>> start

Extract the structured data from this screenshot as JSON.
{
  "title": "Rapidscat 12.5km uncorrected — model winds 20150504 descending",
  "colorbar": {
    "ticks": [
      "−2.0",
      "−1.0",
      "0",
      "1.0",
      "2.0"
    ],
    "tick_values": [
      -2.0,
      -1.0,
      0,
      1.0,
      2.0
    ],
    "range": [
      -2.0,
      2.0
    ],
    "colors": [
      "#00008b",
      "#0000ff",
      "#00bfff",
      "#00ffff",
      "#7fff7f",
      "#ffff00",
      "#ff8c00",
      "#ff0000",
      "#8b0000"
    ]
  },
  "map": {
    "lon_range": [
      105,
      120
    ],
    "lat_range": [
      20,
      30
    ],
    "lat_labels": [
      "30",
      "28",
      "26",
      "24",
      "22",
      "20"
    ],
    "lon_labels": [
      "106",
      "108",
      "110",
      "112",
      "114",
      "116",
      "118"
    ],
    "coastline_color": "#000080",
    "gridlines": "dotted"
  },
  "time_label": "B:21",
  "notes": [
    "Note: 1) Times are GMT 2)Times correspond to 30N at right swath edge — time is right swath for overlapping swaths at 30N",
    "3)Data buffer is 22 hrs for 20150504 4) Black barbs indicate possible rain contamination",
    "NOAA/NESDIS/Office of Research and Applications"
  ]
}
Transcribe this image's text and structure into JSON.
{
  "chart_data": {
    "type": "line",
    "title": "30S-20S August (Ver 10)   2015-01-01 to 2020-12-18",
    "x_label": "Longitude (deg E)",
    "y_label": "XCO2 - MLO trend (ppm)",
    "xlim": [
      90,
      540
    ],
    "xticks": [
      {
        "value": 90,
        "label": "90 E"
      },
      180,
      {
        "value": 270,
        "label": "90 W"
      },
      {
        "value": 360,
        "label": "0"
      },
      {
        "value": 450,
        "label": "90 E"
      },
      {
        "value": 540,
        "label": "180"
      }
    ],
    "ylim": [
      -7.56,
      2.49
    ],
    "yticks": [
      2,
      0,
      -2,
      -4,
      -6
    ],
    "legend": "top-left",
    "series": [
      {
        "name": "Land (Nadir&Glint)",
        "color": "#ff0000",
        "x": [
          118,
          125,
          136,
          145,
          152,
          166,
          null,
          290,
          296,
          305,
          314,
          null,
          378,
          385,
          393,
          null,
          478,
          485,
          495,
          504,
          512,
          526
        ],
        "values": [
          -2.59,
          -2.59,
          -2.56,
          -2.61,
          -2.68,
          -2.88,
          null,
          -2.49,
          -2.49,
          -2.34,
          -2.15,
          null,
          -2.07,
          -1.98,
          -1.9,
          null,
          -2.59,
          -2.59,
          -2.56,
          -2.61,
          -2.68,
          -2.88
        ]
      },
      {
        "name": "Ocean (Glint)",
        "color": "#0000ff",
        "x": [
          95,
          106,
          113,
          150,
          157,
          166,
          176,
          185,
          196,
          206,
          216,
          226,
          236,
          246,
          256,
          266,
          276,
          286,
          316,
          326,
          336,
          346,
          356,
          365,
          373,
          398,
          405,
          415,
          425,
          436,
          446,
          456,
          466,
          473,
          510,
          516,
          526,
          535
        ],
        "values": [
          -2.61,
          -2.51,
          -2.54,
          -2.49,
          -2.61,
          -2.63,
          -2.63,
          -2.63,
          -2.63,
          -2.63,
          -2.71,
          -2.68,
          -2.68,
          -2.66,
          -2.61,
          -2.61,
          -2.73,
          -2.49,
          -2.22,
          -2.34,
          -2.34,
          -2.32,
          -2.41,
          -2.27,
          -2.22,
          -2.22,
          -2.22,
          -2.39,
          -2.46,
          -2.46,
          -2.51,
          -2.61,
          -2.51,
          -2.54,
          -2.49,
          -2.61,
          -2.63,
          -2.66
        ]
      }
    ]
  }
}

>> end

Description of the task:
Look through the entries above and report each line where the string "this" occurs.

Correct output:
Extract the structured data from this screenshot as JSON.
Transcribe this image's text and structure into JSON.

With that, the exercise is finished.